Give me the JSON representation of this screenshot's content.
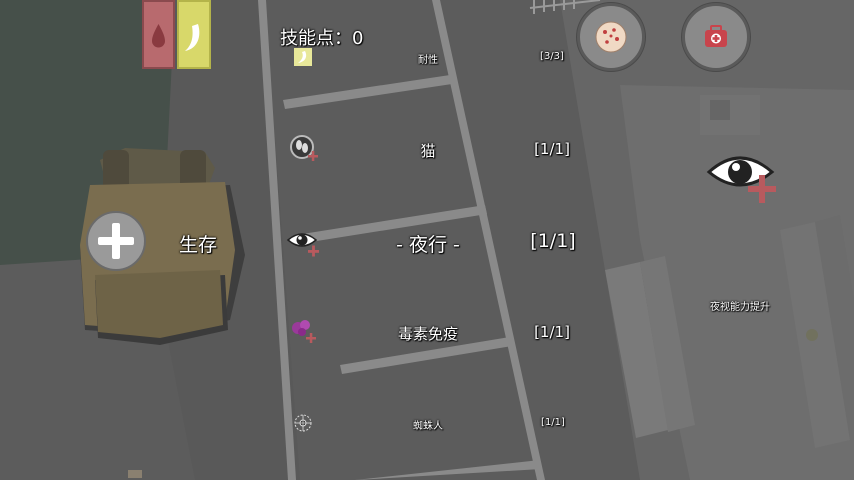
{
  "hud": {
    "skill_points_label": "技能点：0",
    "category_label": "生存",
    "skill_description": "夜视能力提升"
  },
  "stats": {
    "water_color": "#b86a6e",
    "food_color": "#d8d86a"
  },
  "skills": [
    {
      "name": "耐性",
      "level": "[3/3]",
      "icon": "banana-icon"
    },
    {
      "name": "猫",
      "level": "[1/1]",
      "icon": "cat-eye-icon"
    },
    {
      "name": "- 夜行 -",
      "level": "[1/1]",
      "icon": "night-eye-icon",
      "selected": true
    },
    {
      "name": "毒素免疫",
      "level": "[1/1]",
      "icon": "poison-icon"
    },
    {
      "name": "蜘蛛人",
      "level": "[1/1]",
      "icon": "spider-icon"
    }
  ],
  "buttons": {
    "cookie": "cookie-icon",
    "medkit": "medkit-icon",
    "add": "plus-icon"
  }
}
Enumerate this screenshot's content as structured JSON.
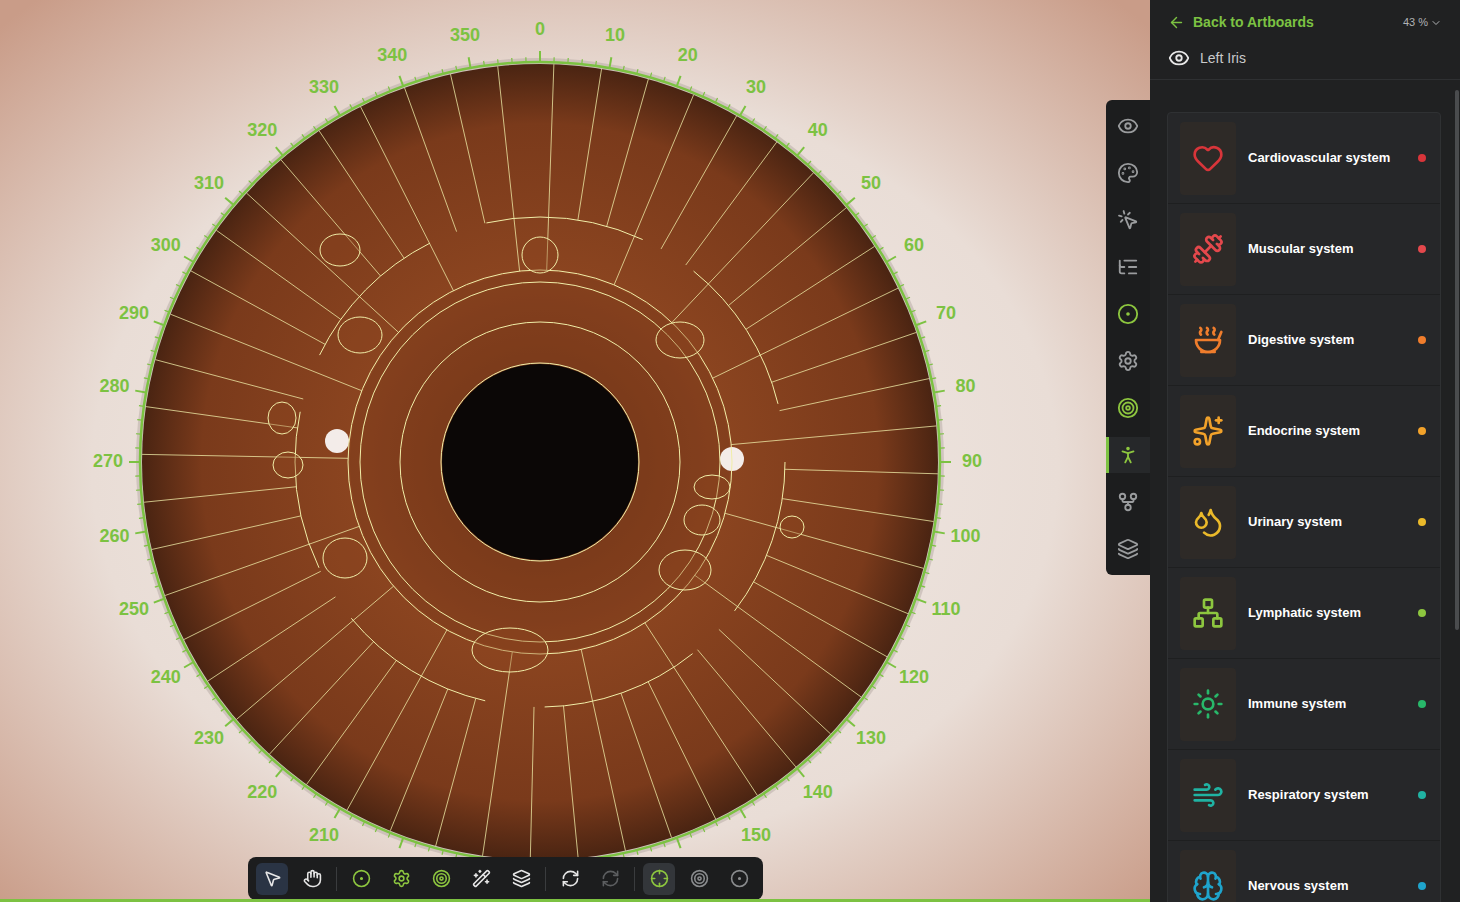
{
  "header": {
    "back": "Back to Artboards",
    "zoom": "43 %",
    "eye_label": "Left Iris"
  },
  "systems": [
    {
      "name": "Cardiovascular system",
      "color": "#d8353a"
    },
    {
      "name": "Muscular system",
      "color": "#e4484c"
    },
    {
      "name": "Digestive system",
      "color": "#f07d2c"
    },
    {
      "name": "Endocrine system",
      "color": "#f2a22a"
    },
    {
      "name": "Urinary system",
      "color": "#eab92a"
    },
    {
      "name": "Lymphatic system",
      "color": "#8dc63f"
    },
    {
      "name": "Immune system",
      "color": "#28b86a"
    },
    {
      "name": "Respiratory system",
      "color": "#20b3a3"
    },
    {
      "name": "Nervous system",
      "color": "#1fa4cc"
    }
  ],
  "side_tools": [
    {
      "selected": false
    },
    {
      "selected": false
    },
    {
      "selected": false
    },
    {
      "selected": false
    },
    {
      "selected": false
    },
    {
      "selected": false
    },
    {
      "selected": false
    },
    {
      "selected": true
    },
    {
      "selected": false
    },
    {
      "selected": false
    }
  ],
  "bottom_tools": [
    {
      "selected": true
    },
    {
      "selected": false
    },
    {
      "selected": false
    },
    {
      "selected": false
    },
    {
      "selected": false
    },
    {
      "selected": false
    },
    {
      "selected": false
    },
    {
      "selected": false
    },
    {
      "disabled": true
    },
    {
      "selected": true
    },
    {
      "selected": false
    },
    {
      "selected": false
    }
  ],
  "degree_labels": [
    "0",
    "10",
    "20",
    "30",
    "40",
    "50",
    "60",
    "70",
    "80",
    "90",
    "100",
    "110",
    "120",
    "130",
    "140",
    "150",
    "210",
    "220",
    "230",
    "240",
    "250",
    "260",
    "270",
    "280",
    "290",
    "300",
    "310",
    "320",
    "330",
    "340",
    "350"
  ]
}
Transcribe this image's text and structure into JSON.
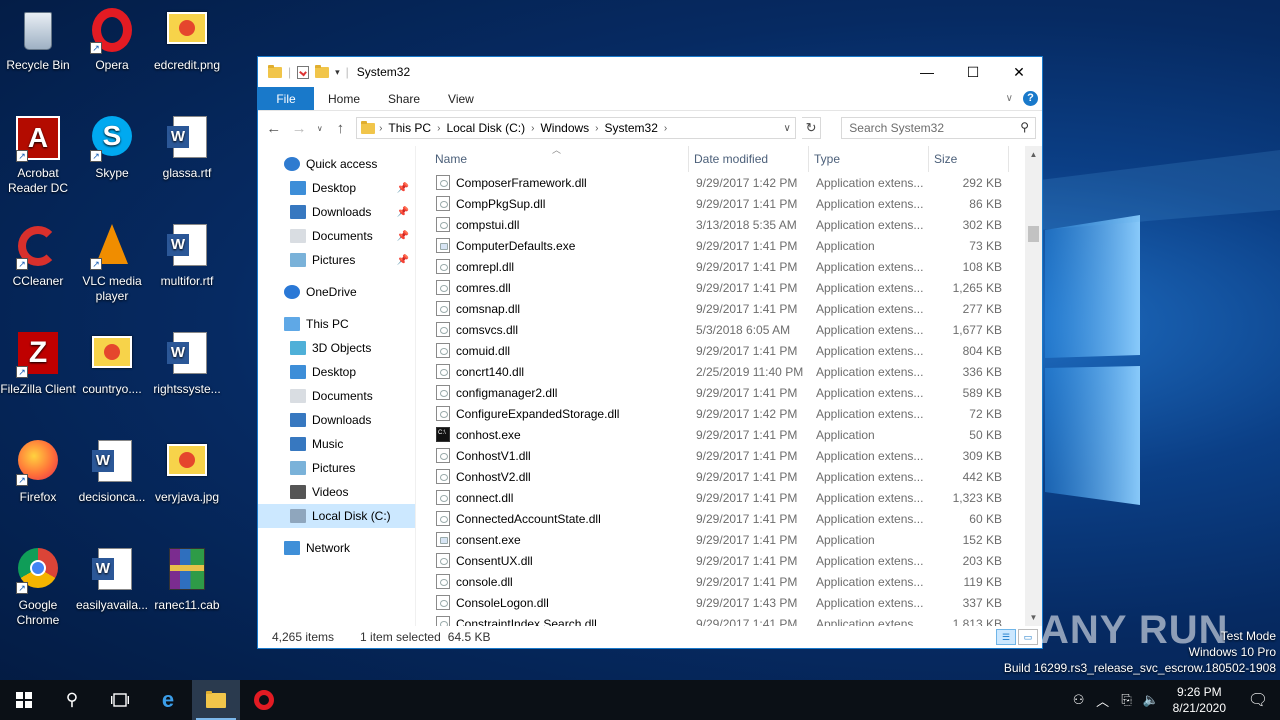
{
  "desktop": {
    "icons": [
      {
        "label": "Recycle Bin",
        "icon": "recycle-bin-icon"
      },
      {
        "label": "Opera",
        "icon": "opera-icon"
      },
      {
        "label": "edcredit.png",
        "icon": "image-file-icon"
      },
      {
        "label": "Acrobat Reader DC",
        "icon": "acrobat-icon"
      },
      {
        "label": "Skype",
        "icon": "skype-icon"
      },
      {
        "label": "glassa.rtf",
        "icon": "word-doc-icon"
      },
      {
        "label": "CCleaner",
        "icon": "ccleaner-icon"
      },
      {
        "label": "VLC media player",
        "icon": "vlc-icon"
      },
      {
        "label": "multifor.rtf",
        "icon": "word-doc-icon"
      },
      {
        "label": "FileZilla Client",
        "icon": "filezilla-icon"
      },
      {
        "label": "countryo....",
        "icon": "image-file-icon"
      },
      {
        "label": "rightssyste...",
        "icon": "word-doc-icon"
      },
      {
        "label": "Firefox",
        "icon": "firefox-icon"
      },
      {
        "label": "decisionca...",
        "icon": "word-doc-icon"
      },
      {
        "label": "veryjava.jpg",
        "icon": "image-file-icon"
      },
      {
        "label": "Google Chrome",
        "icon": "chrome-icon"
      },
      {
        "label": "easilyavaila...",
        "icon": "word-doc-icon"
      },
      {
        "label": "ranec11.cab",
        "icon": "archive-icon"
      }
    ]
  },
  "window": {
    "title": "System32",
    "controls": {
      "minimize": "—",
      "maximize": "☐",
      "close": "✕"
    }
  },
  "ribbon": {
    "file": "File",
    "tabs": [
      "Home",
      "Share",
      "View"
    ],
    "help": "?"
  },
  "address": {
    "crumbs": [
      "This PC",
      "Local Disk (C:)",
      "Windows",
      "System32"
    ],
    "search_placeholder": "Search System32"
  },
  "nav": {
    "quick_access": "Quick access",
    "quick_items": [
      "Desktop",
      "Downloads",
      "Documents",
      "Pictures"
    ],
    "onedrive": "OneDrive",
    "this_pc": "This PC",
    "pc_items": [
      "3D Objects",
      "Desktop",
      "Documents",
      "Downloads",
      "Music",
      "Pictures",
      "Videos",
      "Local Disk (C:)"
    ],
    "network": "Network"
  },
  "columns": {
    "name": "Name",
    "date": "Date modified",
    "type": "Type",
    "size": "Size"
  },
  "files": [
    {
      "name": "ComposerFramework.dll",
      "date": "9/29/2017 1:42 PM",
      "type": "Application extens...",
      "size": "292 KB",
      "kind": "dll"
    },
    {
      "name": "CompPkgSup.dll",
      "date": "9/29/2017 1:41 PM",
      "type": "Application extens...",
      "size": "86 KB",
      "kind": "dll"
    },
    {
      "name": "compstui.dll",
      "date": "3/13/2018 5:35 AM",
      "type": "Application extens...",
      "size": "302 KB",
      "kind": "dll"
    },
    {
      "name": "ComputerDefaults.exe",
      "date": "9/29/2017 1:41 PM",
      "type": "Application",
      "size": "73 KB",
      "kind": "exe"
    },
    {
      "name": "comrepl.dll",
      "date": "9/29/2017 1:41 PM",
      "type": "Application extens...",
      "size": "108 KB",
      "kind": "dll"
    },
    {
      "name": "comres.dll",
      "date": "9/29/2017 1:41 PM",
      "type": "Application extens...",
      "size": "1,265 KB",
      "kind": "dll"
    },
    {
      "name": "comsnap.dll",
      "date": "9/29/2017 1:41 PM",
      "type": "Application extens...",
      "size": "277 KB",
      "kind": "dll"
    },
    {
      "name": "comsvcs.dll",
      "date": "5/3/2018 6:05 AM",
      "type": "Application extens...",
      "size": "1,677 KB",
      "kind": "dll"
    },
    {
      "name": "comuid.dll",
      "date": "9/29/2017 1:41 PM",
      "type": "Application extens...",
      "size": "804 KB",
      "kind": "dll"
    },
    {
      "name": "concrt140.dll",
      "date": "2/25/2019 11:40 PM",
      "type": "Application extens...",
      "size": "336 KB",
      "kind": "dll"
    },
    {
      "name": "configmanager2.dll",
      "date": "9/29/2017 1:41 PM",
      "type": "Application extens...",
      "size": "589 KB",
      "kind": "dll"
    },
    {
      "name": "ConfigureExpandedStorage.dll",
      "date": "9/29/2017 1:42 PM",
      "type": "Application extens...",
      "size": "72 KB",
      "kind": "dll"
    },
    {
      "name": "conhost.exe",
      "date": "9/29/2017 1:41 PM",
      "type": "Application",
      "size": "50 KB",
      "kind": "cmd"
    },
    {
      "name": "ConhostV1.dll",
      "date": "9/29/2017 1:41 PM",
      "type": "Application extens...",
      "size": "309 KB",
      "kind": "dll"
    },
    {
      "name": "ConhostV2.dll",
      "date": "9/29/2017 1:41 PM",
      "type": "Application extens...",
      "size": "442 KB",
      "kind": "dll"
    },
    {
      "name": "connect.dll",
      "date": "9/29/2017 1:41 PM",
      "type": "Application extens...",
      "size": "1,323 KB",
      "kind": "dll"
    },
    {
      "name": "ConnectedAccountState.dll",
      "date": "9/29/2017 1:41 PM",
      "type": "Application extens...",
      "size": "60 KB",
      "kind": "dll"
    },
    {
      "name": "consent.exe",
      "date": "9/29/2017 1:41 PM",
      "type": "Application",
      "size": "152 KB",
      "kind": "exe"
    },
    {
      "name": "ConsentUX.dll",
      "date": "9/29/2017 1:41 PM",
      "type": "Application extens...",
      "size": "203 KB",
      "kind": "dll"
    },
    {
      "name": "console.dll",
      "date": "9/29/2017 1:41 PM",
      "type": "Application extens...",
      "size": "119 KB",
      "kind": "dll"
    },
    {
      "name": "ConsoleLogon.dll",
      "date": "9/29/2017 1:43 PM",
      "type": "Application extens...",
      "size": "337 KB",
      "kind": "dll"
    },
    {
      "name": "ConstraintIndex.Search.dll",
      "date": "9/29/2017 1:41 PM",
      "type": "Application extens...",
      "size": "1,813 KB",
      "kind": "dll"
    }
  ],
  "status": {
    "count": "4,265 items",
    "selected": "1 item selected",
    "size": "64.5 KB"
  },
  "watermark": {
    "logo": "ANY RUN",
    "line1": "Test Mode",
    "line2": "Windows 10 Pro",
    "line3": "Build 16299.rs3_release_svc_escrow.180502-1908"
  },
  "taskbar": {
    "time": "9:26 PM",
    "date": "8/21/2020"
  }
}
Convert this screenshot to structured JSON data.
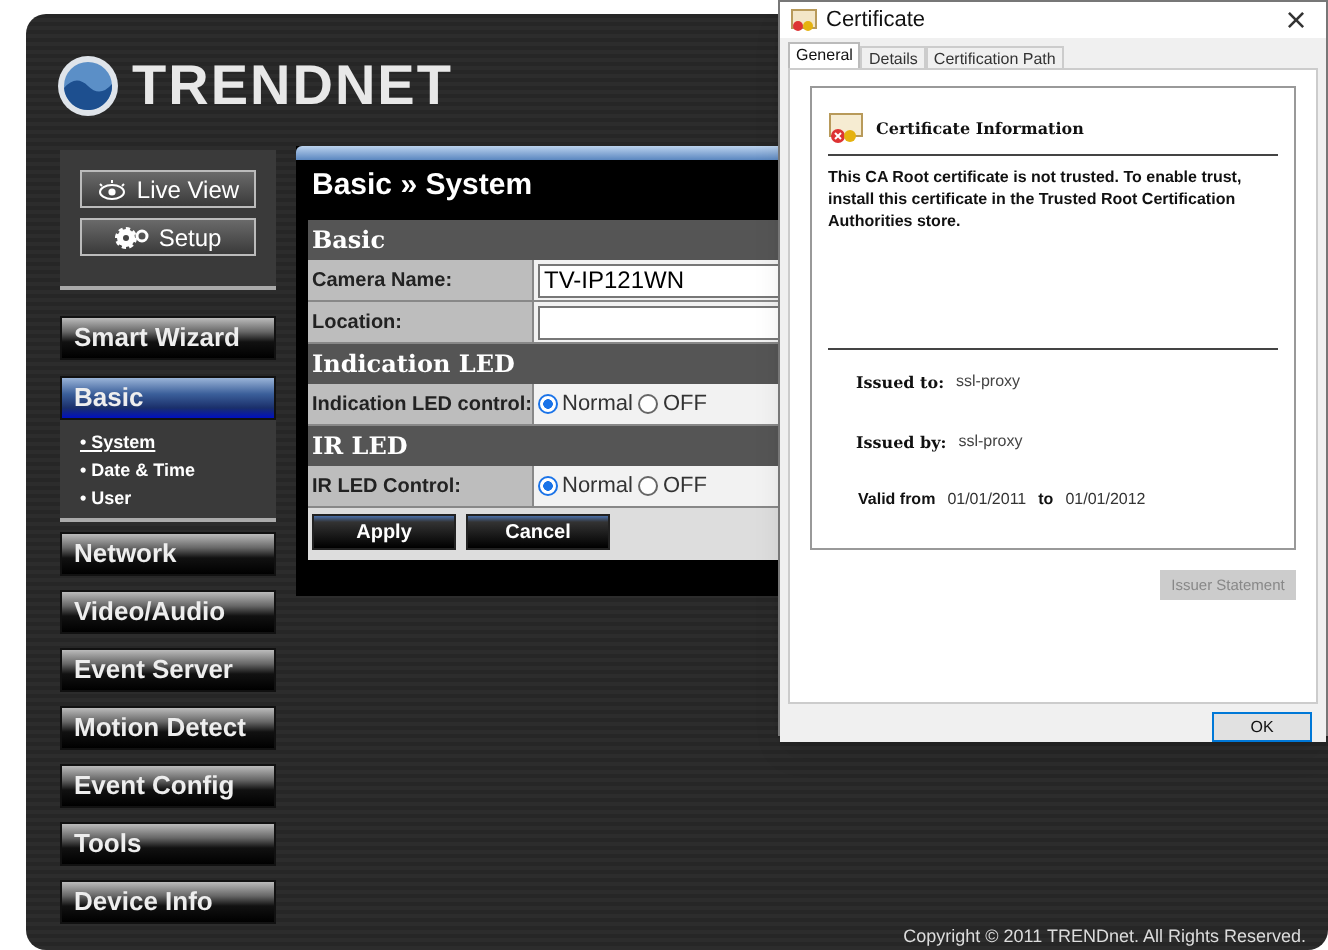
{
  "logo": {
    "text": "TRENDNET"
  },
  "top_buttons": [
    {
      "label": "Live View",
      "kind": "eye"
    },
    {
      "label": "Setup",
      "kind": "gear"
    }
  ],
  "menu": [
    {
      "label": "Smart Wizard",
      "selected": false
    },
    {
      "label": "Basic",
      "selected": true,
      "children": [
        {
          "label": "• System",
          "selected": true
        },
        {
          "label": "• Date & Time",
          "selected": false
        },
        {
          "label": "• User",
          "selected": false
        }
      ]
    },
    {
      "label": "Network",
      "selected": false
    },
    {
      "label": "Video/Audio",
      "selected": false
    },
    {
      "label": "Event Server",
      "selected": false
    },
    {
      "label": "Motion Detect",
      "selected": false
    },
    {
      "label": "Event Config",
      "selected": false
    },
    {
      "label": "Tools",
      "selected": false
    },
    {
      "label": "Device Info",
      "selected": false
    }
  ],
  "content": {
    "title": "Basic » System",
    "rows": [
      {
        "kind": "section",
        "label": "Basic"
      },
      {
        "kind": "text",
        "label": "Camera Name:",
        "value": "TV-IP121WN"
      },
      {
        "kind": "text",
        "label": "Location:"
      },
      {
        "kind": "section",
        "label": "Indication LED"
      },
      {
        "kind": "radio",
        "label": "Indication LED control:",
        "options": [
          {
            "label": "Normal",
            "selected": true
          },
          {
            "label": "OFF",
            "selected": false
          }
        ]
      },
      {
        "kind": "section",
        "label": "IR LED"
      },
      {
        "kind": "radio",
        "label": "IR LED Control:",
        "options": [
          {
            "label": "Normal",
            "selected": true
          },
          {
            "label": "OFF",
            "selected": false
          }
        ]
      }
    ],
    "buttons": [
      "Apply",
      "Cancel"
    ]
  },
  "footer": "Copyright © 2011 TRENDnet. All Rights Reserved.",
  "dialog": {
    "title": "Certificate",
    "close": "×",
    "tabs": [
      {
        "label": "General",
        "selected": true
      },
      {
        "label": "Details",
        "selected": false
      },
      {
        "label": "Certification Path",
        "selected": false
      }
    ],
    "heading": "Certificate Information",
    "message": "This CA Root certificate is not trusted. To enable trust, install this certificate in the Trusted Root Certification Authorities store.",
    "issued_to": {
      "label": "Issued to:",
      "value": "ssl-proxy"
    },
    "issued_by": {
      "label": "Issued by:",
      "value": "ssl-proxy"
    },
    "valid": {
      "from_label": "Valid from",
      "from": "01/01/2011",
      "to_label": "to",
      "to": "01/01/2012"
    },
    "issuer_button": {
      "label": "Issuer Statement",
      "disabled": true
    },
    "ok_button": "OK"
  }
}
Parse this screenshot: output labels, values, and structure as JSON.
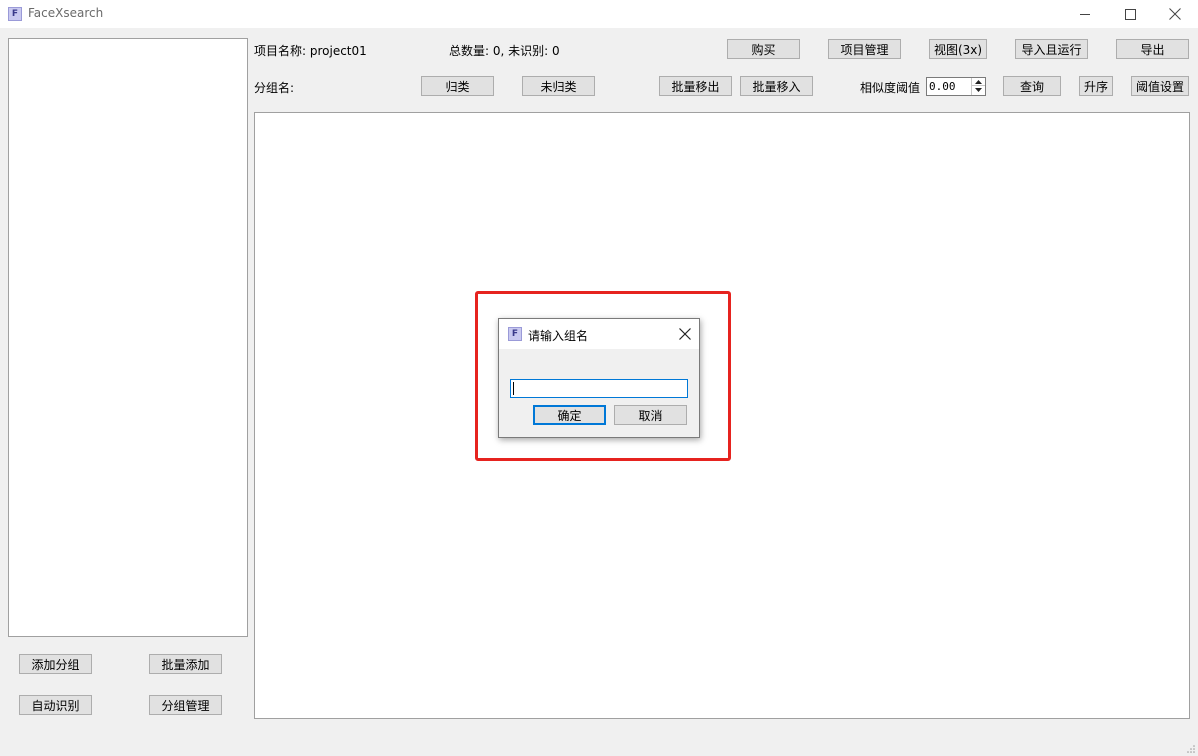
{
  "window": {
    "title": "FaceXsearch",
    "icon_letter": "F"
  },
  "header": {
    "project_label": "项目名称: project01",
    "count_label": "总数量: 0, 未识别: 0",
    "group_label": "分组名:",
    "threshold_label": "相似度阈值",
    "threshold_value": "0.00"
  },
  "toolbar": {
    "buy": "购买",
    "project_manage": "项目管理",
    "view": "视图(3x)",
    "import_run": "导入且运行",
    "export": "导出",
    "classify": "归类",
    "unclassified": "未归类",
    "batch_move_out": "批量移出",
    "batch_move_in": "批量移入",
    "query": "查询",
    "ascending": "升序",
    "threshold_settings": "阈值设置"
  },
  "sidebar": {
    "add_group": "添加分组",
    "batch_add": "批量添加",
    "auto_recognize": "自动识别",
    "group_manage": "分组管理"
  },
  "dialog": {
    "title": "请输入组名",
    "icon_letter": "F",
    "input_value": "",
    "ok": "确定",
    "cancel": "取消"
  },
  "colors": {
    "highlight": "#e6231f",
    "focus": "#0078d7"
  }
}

#### TASK PROMPT:
Repeat only the lines from the line with "Parse this screenshot: output" to the end of the entries, including both the first and the last line, and drop every picture.

#### RESULT FOR THIS EXERCISE:
Parse this screenshot: output labels, values, and structure as JSON.
{
  "window": {
    "title": "FaceXsearch",
    "icon_letter": "F"
  },
  "header": {
    "project_label": "项目名称: project01",
    "count_label": "总数量: 0, 未识别: 0",
    "group_label": "分组名:",
    "threshold_label": "相似度阈值",
    "threshold_value": "0.00"
  },
  "toolbar": {
    "buy": "购买",
    "project_manage": "项目管理",
    "view": "视图(3x)",
    "import_run": "导入且运行",
    "export": "导出",
    "classify": "归类",
    "unclassified": "未归类",
    "batch_move_out": "批量移出",
    "batch_move_in": "批量移入",
    "query": "查询",
    "ascending": "升序",
    "threshold_settings": "阈值设置"
  },
  "sidebar": {
    "add_group": "添加分组",
    "batch_add": "批量添加",
    "auto_recognize": "自动识别",
    "group_manage": "分组管理"
  },
  "dialog": {
    "title": "请输入组名",
    "icon_letter": "F",
    "input_value": "",
    "ok": "确定",
    "cancel": "取消"
  },
  "colors": {
    "highlight": "#e6231f",
    "focus": "#0078d7"
  }
}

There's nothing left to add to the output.